╭─ Supplied data

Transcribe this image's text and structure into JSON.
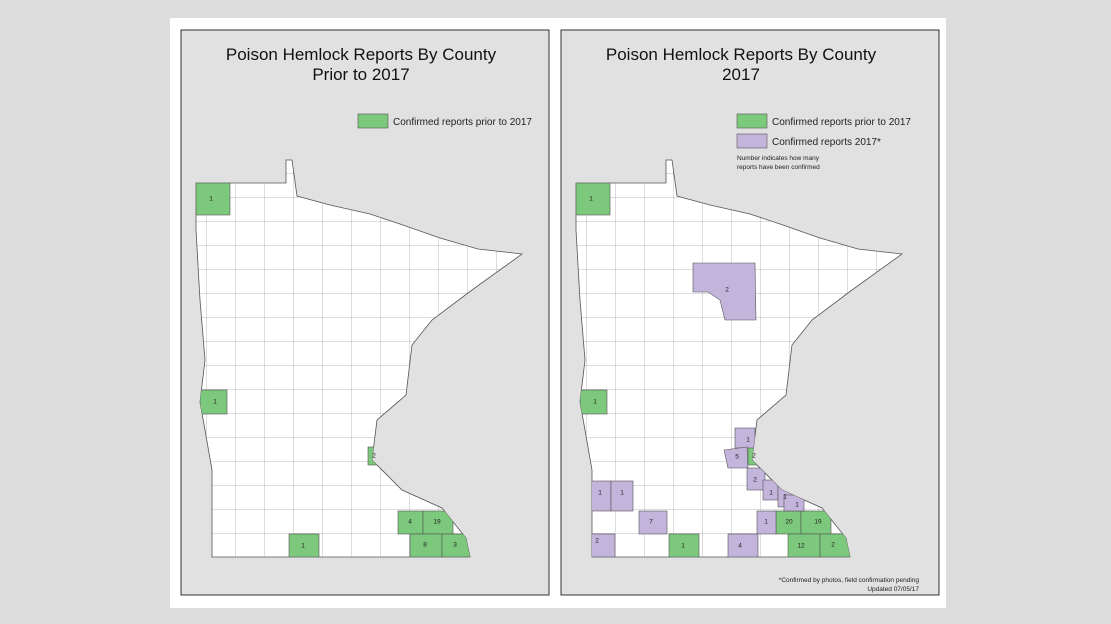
{
  "left_map": {
    "title": "Poison Hemlock Reports By County",
    "subtitle": "Prior to 2017",
    "legend": [
      "Confirmed reports prior to 2017"
    ],
    "counts": [
      1,
      1,
      2,
      4,
      19,
      8,
      3,
      1
    ]
  },
  "right_map": {
    "title": "Poison Hemlock Reports By County",
    "subtitle": "2017",
    "legend": [
      "Confirmed reports prior to 2017",
      "Confirmed reports 2017*"
    ],
    "note": [
      "Number indicates how many",
      "reports have been confirmed"
    ],
    "prior_counts": [
      1,
      1,
      2,
      20,
      19,
      12,
      2,
      1
    ],
    "counts_2017": [
      2,
      1,
      5,
      2,
      1,
      1,
      1,
      1,
      1,
      7,
      1,
      2,
      4
    ],
    "footnote": [
      "*Confirmed by photos, field confirmation pending",
      "Updated 07/05/17"
    ]
  }
}
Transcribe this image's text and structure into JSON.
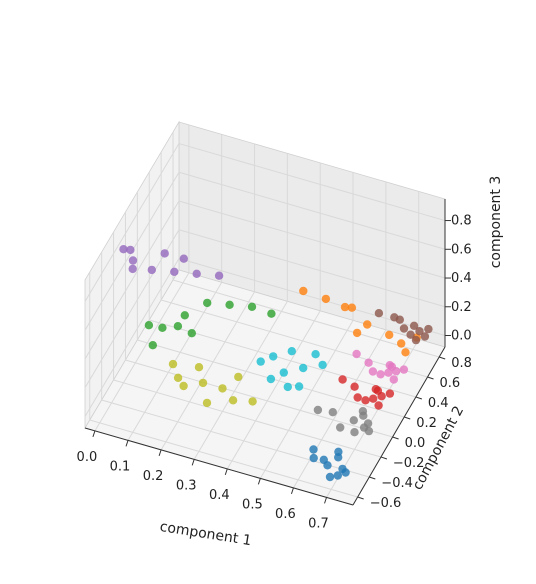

╰─

Problem details → Exclude the pictures, and transcribe all of the material exactly.

Result of the exercise →
Transcribe this image's text and structure into JSON.
{
  "left_map": {
    "title": "Poison Hemlock Reports By County",
    "subtitle": "Prior to 2017",
    "legend": [
      "Confirmed reports prior to 2017"
    ],
    "counts": [
      1,
      1,
      2,
      4,
      19,
      8,
      3,
      1
    ]
  },
  "right_map": {
    "title": "Poison Hemlock Reports By County",
    "subtitle": "2017",
    "legend": [
      "Confirmed reports prior to 2017",
      "Confirmed reports 2017*"
    ],
    "note": [
      "Number indicates how many",
      "reports have been confirmed"
    ],
    "prior_counts": [
      1,
      1,
      2,
      20,
      19,
      12,
      2,
      1
    ],
    "counts_2017": [
      2,
      1,
      5,
      2,
      1,
      1,
      1,
      1,
      1,
      7,
      1,
      2,
      4
    ],
    "footnote": [
      "*Confirmed by photos, field confirmation pending",
      "Updated 07/05/17"
    ]
  }
}
Transcribe this image's text and structure into JSON.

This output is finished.